### Problem to work on
Which lines of the entries below contain the word "legend"? Pull out each of them and copy it whole.

-- START OF Supplied data --

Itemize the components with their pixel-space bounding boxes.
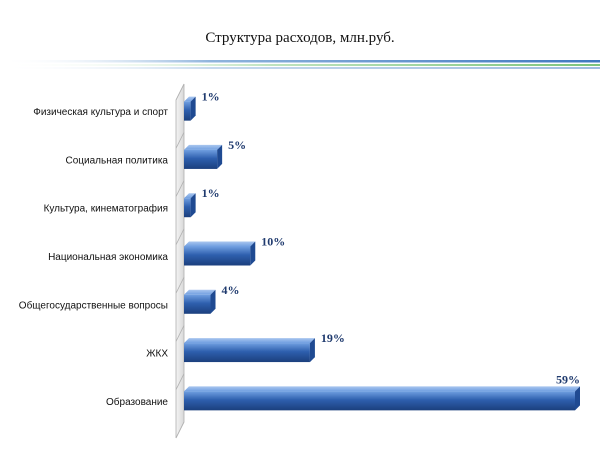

-- END OF Supplied data --
-- START OF Supplied data --

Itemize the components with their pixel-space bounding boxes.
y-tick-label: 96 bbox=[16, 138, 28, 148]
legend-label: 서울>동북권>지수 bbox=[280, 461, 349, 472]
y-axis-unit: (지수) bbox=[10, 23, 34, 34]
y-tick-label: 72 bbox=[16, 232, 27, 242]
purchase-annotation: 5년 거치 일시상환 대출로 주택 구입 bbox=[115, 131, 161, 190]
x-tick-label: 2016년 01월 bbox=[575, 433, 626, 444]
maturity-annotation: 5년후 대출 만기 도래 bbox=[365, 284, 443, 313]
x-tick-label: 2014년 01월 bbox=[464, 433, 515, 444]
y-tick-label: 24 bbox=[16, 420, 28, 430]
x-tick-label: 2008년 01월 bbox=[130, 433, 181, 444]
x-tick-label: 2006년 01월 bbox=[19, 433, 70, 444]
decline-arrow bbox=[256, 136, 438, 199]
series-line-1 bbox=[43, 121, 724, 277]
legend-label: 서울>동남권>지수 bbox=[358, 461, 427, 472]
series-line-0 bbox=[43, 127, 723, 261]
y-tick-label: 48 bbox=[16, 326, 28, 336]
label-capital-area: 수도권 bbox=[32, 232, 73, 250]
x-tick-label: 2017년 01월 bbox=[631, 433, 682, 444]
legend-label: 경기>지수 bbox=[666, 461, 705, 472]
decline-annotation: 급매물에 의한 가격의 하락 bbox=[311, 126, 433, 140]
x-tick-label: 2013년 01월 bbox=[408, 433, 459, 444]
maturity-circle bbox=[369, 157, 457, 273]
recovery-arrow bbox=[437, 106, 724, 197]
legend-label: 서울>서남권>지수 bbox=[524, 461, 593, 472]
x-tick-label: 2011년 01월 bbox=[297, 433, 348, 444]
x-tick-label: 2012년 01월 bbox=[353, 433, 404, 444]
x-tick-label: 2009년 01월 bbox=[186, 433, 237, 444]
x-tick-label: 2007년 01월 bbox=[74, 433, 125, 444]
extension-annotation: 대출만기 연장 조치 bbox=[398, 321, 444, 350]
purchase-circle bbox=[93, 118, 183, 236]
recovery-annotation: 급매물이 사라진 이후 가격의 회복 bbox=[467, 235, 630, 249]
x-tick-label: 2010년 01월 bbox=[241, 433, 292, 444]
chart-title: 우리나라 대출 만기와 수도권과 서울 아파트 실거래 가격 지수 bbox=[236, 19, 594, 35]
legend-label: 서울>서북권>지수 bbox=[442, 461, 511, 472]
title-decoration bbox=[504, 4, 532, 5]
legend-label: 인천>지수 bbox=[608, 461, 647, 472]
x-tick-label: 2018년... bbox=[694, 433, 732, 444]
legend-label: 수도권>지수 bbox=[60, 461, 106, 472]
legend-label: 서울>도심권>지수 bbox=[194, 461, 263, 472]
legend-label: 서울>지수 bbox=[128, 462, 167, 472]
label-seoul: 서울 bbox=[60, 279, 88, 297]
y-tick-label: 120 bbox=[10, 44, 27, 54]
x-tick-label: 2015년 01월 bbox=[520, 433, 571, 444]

-- END OF Supplied data --

### Complete answer
legend-label: 서울>동북권>지수 bbox=[280, 461, 349, 472]
legend-label: 서울>동남권>지수 bbox=[358, 461, 427, 472]
legend-label: 경기>지수 bbox=[666, 461, 705, 472]
legend-label: 서울>서남권>지수 bbox=[524, 461, 593, 472]
legend-label: 서울>서북권>지수 bbox=[442, 461, 511, 472]
legend-label: 인천>지수 bbox=[608, 461, 647, 472]
legend-label: 수도권>지수 bbox=[60, 461, 106, 472]
legend-label: 서울>도심권>지수 bbox=[194, 461, 263, 472]
legend-label: 서울>지수 bbox=[128, 462, 167, 472]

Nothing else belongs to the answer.